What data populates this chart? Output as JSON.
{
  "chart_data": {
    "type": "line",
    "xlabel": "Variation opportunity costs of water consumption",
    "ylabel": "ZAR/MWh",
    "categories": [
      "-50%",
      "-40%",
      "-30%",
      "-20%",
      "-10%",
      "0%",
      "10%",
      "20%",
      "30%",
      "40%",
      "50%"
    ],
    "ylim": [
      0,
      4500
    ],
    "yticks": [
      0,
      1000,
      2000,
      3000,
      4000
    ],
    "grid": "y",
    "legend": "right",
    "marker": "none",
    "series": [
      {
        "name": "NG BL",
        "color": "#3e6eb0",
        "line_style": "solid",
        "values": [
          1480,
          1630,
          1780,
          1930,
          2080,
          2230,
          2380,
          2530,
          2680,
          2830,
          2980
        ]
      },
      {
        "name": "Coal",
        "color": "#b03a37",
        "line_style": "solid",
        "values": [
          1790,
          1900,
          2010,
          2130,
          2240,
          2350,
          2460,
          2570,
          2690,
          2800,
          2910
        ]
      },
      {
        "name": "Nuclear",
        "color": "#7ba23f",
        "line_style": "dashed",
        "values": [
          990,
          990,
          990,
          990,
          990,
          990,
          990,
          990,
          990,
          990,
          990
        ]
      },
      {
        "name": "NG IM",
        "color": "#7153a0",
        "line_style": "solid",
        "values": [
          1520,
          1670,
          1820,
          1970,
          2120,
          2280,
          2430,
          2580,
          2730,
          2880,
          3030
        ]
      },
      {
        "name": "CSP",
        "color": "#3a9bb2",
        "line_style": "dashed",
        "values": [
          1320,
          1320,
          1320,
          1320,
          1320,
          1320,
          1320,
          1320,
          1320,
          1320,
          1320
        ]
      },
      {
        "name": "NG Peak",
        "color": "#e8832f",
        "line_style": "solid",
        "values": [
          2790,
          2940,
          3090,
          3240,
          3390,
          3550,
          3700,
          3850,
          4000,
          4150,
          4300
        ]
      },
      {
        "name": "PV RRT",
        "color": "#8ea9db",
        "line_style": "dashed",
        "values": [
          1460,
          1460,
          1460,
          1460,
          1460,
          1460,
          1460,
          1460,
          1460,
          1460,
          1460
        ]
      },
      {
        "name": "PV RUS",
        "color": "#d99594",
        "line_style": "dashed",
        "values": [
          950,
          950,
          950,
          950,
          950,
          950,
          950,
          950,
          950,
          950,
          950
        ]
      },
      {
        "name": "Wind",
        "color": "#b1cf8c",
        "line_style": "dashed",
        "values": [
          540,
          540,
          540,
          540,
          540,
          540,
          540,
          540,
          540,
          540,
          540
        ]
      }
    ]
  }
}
***
Where a line in the entries holds "color", copy that line.

        "color": "#3e6eb0",
        "color": "#b03a37",
        "color": "#7ba23f",
        "color": "#7153a0",
        "color": "#3a9bb2",
        "color": "#e8832f",
        "color": "#8ea9db",
        "color": "#d99594",
        "color": "#b1cf8c",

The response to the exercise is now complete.